* _SOURCE PASSAGE_
☆ ☆ ☆

EP4739062A2EP 4739062 A2EP4739062 A2EP 4739062A2EP-4739062-A2

Abstract

A method includes transferring multiple discrete components from a first substrate to a second substrate, including illuminating multiple regions on a top surface of a dynamic release layer, the dynamic release layer adhering the multiple discrete components to the first substrate, each of the irradiated regions being aligned with a corresponding one of the discrete components. The illuminating induces a plastic deformation in each of the irradiated regions of the dynamic release layer. The plastic deformation causes at least some of the discrete components to be concurrently released from the first substrate.

Inventors

  • MARINOV, Val
  • KLIGER, RONN
  • SEMLER, Matthew R.

Assignees

  • Kulicke & Soffa Netherlands B.V.

Dates

Publication Date
20260506
Application Date
20180425

Claims (15)

  1. A method comprising: transferring discrete components (12, 112, 550, 550a, 550b, 550', 580, 604, 608, 612, 760) from a carrier substrate (16, 116, 552, 758) to each of multiple target substrates (556, 606, 610, 614, 768, 768'), the discrete components being adhered to the carrier substrate by a dynamic release layer (22, 122, 322, 422), the transferring including transferring a first set of the discrete components to a first target substrate using a laser-assisted transfer process, the discrete components in the first set sharing a first characteristic; and using the laser-assisted transfer process, transferring a second set of the discrete components to a second target substrate, the discrete components in the second set sharing a second characteristic different from the first characteristic.
  2. The method of claim 1, wherein the first and second characteristics include one or more of an optical characteristic and an electrical characteristic.
  3. The method of claims 1 or 2 wherein the transferring of the first set of the discrete components includes transferring the discrete components that do not satisfy a quality criterion.
  4. The method of any of claims 1-3 wherein the transferring of the second set of the discrete components includes transferring the discrete components that do satisfy a quality criterion.
  5. The method of any of claims 1-4 wherein transferring each set of the discrete components to a corresponding target substrate includes transferring each of the discrete components individually to the target substrate.
  6. The method of any of claims 1-5 wherein transferring the first set of the discrete components to the first target substrate includes transferring each of the discrete components in the first set individually to the first target substrate.

☆ ☆ ☆

* _PROVIDED MATERIAL_
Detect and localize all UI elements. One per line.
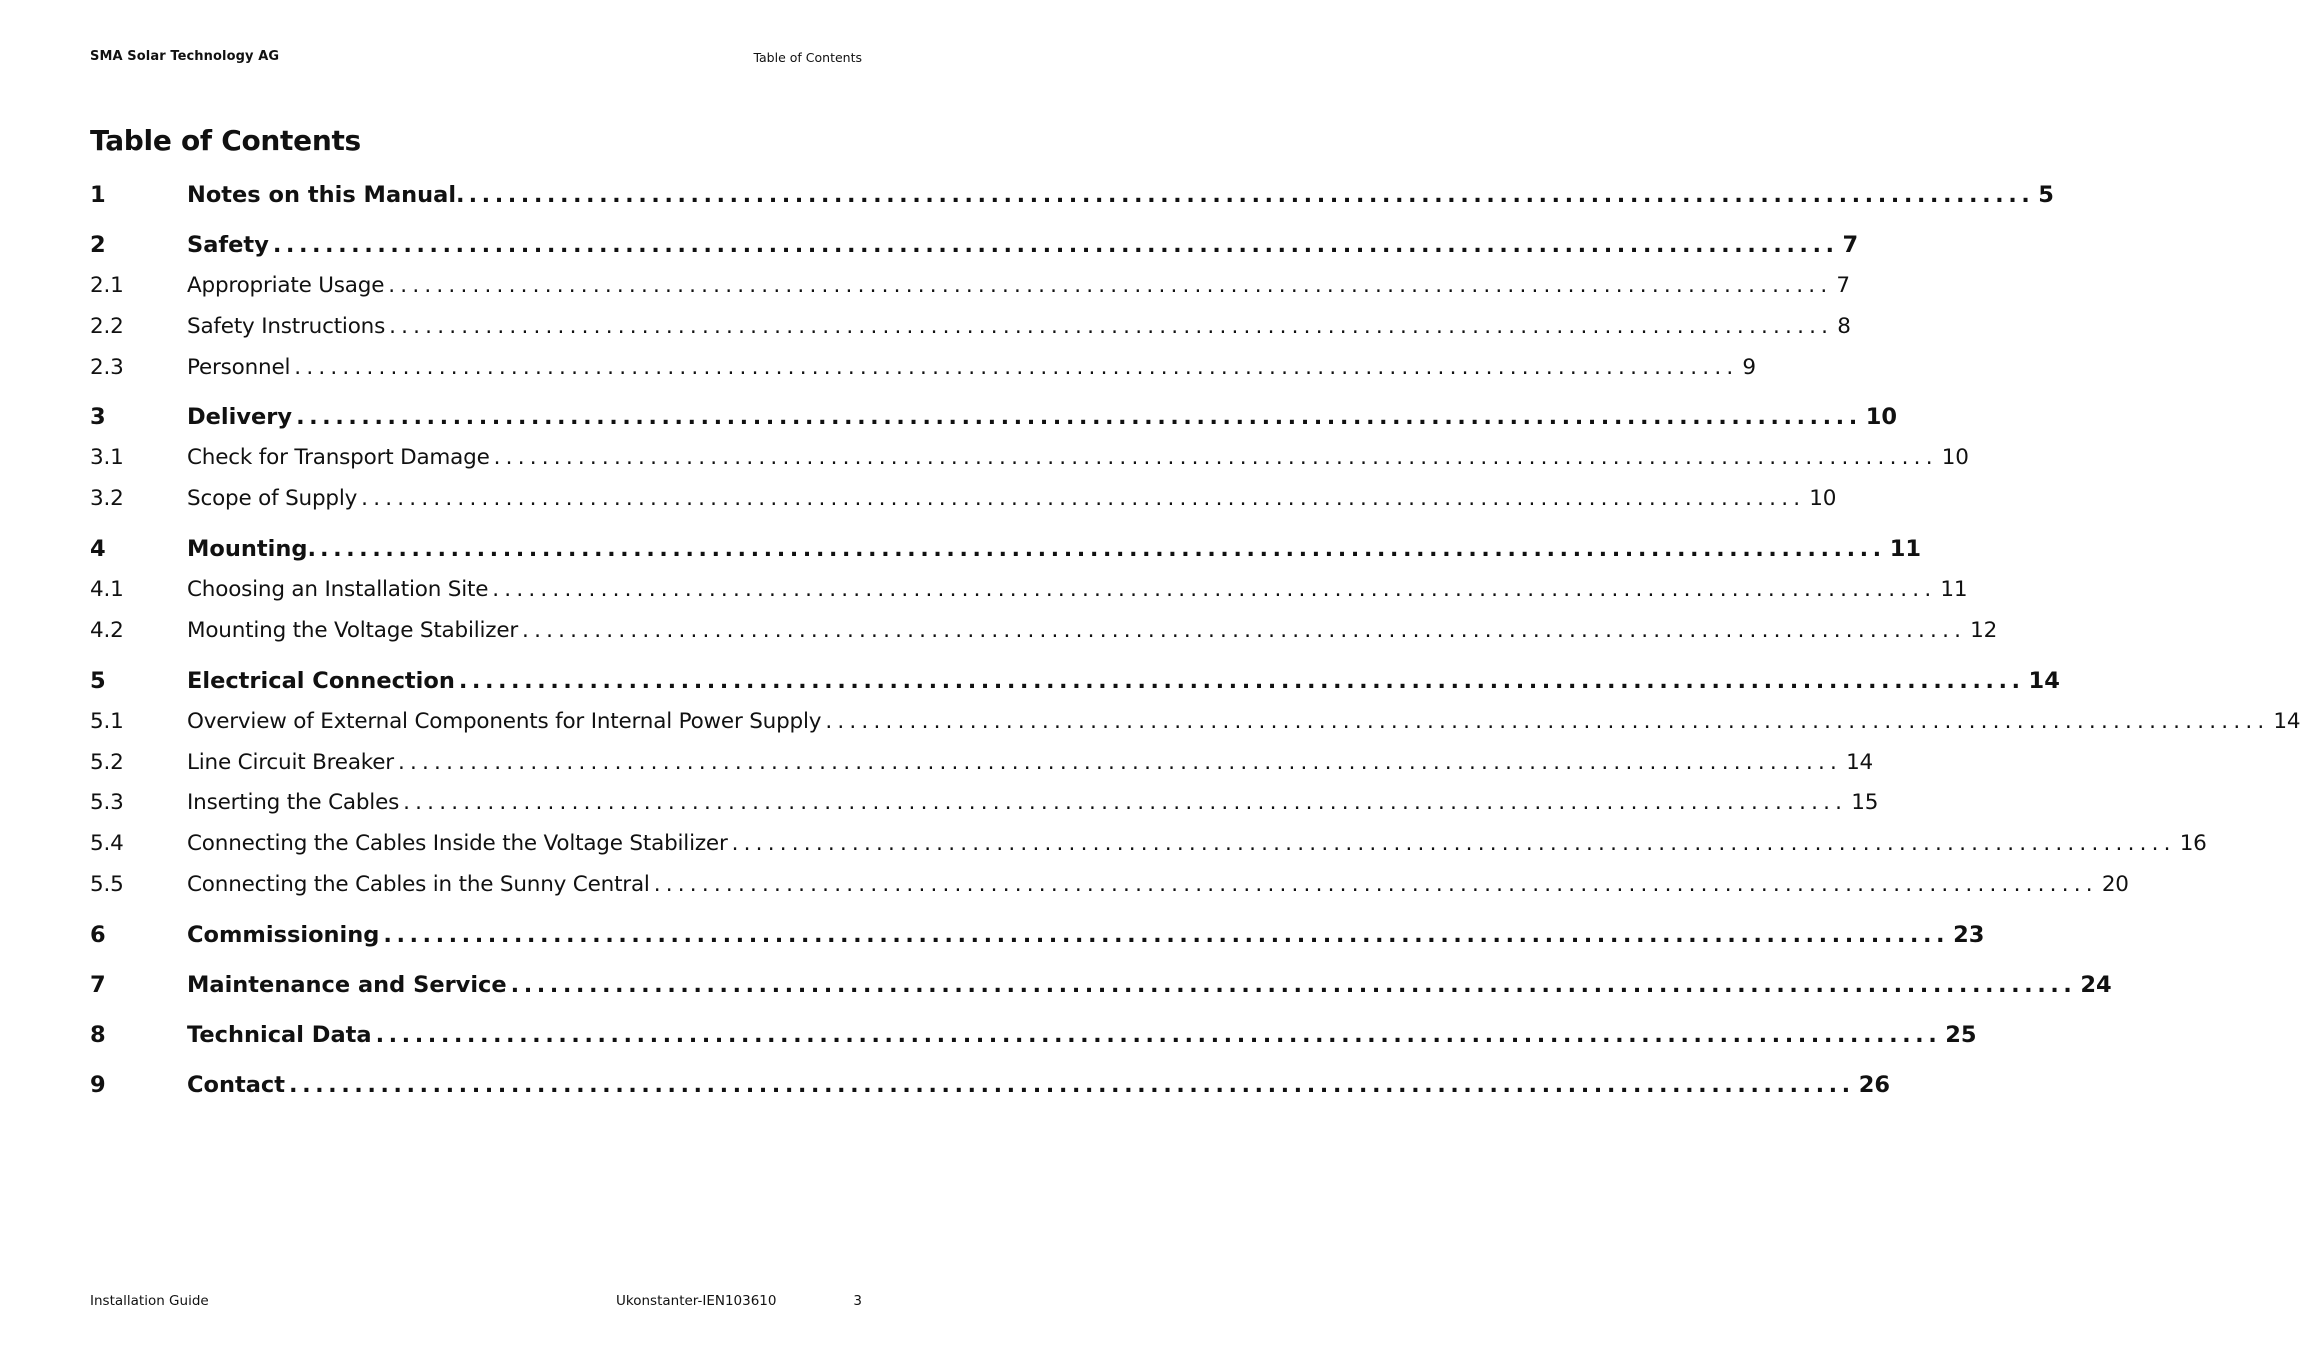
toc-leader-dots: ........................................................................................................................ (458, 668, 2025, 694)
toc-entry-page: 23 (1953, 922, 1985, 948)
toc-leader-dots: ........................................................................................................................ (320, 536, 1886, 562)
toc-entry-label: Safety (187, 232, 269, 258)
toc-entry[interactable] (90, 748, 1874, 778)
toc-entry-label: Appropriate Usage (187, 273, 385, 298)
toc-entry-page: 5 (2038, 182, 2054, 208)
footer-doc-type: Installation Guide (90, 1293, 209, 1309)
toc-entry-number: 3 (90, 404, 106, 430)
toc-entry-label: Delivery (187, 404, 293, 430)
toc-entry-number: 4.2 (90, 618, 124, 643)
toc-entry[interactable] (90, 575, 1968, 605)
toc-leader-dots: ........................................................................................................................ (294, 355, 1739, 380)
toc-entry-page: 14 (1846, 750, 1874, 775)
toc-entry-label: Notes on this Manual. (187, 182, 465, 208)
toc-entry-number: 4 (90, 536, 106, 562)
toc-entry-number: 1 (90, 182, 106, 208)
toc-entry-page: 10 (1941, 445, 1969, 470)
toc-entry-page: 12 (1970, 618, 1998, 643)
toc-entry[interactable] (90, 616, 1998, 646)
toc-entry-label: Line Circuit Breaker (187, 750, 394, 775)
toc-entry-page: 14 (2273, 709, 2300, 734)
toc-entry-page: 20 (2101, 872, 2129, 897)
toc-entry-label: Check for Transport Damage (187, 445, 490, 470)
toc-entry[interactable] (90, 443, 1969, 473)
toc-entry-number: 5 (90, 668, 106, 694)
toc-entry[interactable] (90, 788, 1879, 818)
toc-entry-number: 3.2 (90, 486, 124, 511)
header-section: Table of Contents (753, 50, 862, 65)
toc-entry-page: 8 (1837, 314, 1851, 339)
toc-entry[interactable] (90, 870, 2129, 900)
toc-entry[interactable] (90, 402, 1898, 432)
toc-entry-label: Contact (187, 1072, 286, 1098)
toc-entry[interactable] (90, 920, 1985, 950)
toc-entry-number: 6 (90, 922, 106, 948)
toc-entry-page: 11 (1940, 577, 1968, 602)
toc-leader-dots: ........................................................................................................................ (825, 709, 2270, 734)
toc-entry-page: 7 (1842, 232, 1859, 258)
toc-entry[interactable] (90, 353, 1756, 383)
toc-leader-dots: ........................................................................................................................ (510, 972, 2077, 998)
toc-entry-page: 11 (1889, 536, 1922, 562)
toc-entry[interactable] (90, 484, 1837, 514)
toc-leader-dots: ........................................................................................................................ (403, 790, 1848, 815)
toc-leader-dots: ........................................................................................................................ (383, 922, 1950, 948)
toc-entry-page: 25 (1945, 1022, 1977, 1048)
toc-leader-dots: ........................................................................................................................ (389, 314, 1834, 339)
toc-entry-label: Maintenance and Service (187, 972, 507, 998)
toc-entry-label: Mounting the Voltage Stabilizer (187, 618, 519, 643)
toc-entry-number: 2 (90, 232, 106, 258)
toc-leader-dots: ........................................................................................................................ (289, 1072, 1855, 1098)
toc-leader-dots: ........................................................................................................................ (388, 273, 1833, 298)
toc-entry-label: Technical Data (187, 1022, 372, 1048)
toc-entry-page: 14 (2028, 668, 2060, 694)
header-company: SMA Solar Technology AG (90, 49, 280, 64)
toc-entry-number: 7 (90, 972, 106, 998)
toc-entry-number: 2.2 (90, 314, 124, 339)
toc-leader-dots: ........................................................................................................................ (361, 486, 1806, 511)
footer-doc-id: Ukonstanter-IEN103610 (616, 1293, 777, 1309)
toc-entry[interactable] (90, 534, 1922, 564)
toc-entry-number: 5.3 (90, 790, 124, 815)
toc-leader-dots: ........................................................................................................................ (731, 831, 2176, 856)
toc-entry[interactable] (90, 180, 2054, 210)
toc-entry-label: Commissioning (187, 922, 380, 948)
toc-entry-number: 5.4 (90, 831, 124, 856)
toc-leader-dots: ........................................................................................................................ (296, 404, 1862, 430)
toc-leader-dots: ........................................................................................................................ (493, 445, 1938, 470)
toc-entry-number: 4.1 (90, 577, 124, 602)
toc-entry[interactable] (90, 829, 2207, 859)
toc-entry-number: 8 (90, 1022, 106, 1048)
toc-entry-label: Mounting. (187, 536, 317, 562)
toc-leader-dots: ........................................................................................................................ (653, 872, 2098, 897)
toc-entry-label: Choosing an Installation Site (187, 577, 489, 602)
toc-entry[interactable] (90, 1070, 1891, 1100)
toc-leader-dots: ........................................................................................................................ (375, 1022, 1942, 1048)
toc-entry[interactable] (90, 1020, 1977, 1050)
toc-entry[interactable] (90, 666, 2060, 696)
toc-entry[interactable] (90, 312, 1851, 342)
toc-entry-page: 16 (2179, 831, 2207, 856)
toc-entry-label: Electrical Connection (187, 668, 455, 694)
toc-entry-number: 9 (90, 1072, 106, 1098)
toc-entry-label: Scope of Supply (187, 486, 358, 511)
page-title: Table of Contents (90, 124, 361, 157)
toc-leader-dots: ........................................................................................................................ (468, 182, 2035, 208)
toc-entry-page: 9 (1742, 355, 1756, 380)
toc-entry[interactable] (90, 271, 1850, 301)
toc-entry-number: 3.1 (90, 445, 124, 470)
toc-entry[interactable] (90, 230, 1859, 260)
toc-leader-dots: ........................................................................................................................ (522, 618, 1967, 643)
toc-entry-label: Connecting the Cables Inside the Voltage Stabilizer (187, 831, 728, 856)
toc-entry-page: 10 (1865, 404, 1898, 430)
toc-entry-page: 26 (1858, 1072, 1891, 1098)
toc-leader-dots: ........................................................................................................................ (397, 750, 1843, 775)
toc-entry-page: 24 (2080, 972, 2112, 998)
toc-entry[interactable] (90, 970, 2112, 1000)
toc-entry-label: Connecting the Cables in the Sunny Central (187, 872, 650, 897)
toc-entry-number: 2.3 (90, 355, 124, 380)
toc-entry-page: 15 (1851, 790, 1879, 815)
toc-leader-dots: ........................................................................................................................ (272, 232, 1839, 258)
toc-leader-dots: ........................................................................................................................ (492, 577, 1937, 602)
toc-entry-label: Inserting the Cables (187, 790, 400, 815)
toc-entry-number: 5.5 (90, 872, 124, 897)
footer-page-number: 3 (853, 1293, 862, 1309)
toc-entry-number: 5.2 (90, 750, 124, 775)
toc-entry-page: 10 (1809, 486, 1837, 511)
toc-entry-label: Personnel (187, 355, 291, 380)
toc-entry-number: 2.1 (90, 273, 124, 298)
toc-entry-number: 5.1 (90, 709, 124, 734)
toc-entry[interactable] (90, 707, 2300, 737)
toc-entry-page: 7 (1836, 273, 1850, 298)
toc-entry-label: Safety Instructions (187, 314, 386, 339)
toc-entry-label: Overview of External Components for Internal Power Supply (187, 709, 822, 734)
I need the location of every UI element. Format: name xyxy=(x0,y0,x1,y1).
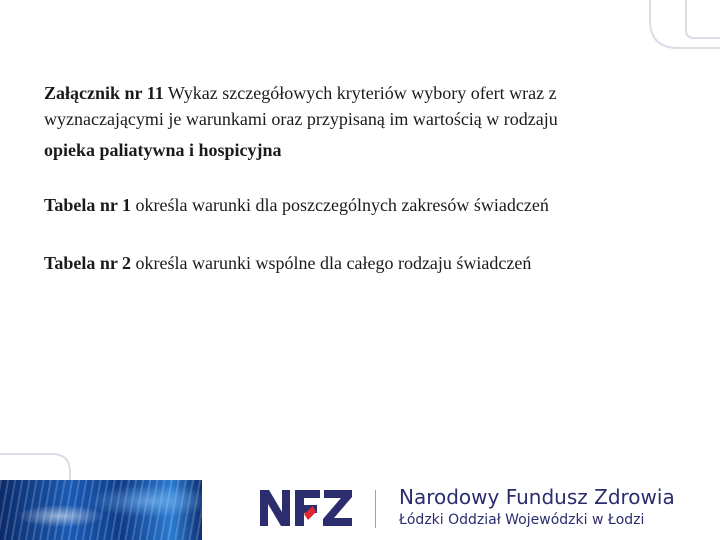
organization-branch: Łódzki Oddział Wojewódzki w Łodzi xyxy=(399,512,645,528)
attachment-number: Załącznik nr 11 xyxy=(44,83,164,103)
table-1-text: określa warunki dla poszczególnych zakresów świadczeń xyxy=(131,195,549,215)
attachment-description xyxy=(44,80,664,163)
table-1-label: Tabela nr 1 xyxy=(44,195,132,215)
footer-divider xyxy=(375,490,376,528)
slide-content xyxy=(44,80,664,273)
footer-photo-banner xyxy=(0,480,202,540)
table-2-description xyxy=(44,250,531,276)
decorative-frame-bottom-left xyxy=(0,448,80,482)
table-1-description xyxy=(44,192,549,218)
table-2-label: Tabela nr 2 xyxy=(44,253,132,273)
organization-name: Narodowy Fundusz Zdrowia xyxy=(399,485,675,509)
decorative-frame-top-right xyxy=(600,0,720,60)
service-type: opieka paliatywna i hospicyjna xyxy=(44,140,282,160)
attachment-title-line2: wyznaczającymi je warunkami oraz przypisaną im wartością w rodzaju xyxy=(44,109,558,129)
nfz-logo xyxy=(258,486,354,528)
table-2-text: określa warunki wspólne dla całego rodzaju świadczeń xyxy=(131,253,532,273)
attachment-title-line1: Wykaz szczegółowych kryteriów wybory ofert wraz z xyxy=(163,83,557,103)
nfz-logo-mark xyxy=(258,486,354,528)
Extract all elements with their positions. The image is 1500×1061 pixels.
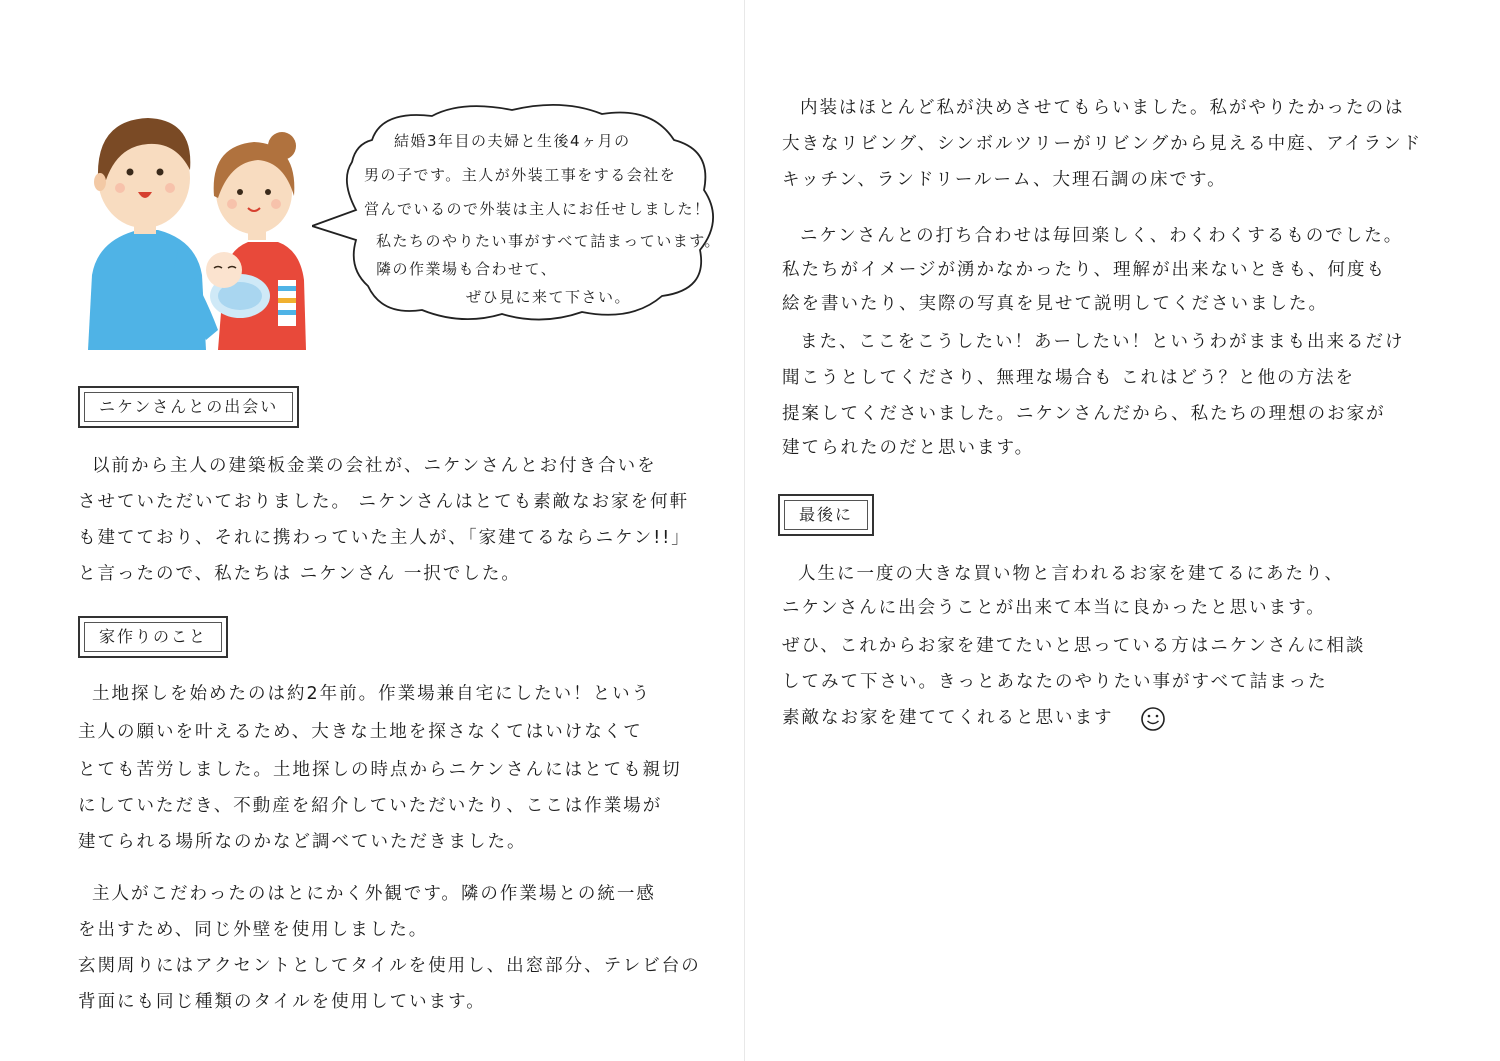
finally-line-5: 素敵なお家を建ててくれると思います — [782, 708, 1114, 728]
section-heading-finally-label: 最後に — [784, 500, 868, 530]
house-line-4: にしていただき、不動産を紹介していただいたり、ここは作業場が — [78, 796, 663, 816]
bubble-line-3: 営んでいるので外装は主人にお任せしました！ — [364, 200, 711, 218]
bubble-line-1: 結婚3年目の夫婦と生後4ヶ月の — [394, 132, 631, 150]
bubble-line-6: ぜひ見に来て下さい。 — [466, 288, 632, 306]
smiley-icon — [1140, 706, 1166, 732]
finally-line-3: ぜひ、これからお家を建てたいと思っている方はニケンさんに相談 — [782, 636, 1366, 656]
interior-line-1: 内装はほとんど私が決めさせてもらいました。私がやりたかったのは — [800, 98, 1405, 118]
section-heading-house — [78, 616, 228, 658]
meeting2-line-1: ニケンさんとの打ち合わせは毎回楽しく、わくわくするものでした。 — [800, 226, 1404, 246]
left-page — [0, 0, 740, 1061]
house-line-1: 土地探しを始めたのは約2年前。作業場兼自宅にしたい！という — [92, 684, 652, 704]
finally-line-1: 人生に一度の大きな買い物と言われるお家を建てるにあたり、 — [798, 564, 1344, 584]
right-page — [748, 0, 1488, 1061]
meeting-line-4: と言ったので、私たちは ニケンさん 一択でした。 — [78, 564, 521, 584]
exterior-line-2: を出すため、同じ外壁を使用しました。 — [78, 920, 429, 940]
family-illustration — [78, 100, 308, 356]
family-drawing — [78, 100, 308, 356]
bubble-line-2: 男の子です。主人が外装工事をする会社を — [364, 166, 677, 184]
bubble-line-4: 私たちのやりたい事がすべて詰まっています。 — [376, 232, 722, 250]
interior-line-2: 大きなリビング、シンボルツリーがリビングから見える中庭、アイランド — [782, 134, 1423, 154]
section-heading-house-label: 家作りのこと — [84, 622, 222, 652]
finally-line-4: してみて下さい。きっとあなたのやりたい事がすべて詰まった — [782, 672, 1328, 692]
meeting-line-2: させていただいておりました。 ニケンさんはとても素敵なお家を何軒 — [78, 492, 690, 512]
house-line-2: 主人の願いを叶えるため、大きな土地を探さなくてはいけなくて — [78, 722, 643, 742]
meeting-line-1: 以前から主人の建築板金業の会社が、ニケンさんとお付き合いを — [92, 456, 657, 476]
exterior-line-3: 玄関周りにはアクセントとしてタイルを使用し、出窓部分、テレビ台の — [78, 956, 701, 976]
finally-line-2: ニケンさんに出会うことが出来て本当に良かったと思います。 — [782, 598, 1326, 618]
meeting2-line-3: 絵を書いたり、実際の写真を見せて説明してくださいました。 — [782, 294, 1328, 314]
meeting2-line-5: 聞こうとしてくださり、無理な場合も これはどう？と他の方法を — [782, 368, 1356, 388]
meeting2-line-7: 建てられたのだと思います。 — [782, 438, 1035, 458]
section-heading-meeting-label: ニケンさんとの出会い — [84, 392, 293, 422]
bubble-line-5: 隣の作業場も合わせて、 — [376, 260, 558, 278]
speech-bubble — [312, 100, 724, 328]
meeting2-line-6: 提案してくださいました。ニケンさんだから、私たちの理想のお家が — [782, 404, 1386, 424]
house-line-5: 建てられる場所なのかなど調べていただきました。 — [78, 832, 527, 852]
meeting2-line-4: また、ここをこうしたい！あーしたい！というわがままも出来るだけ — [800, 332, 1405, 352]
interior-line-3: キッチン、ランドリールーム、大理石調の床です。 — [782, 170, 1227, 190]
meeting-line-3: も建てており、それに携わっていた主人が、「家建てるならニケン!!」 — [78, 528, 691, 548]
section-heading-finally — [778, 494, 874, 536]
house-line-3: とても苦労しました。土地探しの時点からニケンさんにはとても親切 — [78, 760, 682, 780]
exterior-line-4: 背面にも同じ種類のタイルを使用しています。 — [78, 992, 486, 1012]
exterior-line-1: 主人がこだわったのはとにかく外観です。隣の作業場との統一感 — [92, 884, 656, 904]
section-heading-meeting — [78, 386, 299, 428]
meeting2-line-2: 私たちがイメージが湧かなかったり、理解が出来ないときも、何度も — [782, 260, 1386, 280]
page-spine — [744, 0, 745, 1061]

☆ ☆ ☆

* _WHAT TO WORK ON_
A. Answer these from the patent excerpt:
(i) Which company is listed as the assignee?
(ii) According to the abstract, what does the illuminating induce in each irradiated region of the dynamic release layer?
(iii) Under claim 2, what can the first and second characteristics include?
B. Carry on the patent excerpt after its last line, adding further claims in the same style.

* _RESULTS OF THE TASKS_
A.
(i) Kulicke & Soffa Netherlands B.V.
(ii) A plastic deformation.
(iii) One or more of an optical characteristic and an electrical characteristic.

B.
  7. The method of any of claims 1-6 wherein transferring the second set of the discrete components to the second target substrate includes transferring each of the discrete components in the second set individually to the second target substrate.
  8. The method of any of claims 1-7 wherein transferring each set of discrete components to the corresponding target substrate includes concurrently transferring some or all of the discrete components in the set to the target substrate.
  9. The method of any of claims 1-8 wherein transferring the first set of the discrete components to the first target substrate includes concurrently transferring some or all of the discrete components in the first set to the first target substrate.
  10. The method of any of claims 1-9 wherein transferring the second set of discrete components to the second target substrate includes concurrently transferring some or all of the discrete components in the second set to the second target substrate.
  11. The method of any of claims 1-10 wherein transferring a set of discrete components to a corresponding target substrate includes transferring the discrete components in the set onto a layer of die catching material disposed on a top surface of the corresponding target substrate.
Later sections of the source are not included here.